(Extracted data entries)
= = = =

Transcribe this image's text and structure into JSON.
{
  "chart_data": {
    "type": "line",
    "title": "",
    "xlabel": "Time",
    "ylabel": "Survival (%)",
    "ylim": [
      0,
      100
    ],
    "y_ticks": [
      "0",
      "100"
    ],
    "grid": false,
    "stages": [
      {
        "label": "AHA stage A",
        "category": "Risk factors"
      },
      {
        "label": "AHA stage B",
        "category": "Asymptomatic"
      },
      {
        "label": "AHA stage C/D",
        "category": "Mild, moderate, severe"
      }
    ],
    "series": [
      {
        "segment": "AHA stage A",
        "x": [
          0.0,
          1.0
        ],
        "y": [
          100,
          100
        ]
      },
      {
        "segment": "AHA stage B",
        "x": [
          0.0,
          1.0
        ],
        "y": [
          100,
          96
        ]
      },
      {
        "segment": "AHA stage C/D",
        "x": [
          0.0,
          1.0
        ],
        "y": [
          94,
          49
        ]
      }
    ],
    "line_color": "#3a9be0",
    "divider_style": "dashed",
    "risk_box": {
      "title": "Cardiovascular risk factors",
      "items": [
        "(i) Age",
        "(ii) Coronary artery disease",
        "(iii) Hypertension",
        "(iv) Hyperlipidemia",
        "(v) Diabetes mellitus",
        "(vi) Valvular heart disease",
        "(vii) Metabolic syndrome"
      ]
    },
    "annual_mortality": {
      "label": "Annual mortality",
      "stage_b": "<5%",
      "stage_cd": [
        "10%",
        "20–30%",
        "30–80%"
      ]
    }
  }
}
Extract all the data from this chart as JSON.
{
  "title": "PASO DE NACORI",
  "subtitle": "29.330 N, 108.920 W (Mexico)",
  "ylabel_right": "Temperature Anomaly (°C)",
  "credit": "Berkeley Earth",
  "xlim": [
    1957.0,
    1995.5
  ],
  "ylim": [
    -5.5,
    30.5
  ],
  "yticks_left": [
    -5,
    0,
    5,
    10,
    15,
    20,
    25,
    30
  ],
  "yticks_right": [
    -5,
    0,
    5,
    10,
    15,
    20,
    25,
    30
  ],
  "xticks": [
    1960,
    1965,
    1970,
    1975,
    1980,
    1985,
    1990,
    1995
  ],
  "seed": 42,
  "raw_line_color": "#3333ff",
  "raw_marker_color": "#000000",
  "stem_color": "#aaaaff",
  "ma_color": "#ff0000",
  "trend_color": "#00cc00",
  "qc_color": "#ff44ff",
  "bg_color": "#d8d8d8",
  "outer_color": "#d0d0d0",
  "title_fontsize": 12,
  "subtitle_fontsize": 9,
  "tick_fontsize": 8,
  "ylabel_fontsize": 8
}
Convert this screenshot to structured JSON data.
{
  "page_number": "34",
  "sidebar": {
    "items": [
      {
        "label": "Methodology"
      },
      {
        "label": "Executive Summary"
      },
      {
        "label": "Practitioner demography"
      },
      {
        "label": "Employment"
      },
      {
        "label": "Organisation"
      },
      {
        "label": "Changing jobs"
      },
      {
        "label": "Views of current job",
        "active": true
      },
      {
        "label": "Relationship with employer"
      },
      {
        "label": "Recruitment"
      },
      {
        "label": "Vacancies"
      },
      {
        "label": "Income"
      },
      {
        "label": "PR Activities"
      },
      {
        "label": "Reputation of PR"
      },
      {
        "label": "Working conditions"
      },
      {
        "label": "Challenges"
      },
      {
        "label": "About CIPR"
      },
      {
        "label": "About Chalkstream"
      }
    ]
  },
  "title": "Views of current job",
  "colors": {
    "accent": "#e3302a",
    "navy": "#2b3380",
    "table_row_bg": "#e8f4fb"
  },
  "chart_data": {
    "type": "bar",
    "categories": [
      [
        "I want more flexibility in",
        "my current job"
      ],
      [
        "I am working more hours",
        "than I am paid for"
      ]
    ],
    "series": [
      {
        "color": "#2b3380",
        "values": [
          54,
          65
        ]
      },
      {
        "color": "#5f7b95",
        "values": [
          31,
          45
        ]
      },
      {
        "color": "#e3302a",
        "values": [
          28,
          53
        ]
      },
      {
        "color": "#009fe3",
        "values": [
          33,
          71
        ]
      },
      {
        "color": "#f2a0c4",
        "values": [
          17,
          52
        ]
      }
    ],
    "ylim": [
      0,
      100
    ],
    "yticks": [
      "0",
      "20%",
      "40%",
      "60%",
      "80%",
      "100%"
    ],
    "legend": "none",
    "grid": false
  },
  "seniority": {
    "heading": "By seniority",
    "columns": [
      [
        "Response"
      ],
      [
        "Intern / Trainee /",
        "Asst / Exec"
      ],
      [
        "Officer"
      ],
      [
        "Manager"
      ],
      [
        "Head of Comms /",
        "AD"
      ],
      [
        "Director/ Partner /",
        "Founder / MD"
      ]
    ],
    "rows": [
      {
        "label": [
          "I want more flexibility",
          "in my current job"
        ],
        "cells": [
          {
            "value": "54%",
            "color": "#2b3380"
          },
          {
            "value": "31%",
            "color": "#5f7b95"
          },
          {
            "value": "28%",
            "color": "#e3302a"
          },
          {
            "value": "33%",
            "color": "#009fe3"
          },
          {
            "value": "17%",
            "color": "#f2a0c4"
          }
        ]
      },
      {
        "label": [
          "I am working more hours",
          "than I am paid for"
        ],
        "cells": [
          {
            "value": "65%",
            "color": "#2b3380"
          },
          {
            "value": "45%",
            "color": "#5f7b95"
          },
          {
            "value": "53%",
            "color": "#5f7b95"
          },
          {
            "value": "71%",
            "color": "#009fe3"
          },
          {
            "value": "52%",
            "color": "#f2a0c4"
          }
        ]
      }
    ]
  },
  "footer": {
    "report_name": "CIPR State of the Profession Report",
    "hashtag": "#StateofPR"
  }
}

= = = =

#### Task:
State how many lines of the listing above hold the word "want", with nothing but the number.

#### Exercise answer:
2